| Written instruction |
Filter the records for lines holding the string "Efficiency".

━━━ Extracted records ━━━

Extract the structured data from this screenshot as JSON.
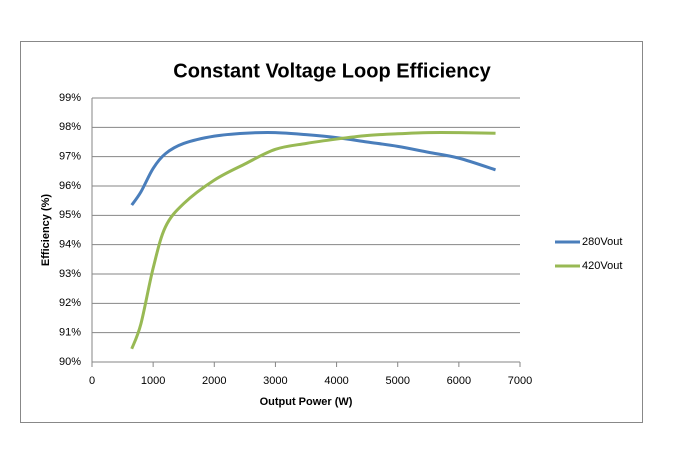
{
  "chart_data": {
    "type": "line",
    "title": "Constant Voltage Loop Efficiency",
    "x_label": "Output Power (W)",
    "y_label": "Efficiency (%)",
    "xlim": [
      0,
      7000
    ],
    "xticks": [
      0,
      1000,
      2000,
      3000,
      4000,
      5000,
      6000,
      7000
    ],
    "ylim": [
      90,
      99
    ],
    "yticks": [
      {
        "value": 90,
        "label": "90%"
      },
      {
        "value": 91,
        "label": "91%"
      },
      {
        "value": 92,
        "label": "92%"
      },
      {
        "value": 93,
        "label": "93%"
      },
      {
        "value": 94,
        "label": "94%"
      },
      {
        "value": 95,
        "label": "95%"
      },
      {
        "value": 96,
        "label": "96%"
      },
      {
        "value": 97,
        "label": "97%"
      },
      {
        "value": 98,
        "label": "98%"
      },
      {
        "value": 99,
        "label": "99%"
      }
    ],
    "grid": true,
    "legend": "right",
    "x": [
      650,
      800,
      1000,
      1200,
      1500,
      2000,
      2500,
      3000,
      3500,
      4000,
      4500,
      5000,
      5500,
      6000,
      6600
    ],
    "series": [
      {
        "name": "280Vout",
        "color": "#4a7ebb",
        "values": [
          95.35,
          95.8,
          96.6,
          97.1,
          97.45,
          97.7,
          97.8,
          97.82,
          97.75,
          97.65,
          97.5,
          97.35,
          97.15,
          96.95,
          96.55
        ]
      },
      {
        "name": "420Vout",
        "color": "#98b954",
        "values": [
          90.45,
          91.3,
          93.2,
          94.6,
          95.4,
          96.2,
          96.75,
          97.25,
          97.45,
          97.6,
          97.72,
          97.78,
          97.82,
          97.82,
          97.8
        ]
      }
    ]
  }
}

━━━

| Task solution |
    "title": "Constant Voltage Loop Efficiency",
    "y_label": "Efficiency (%)",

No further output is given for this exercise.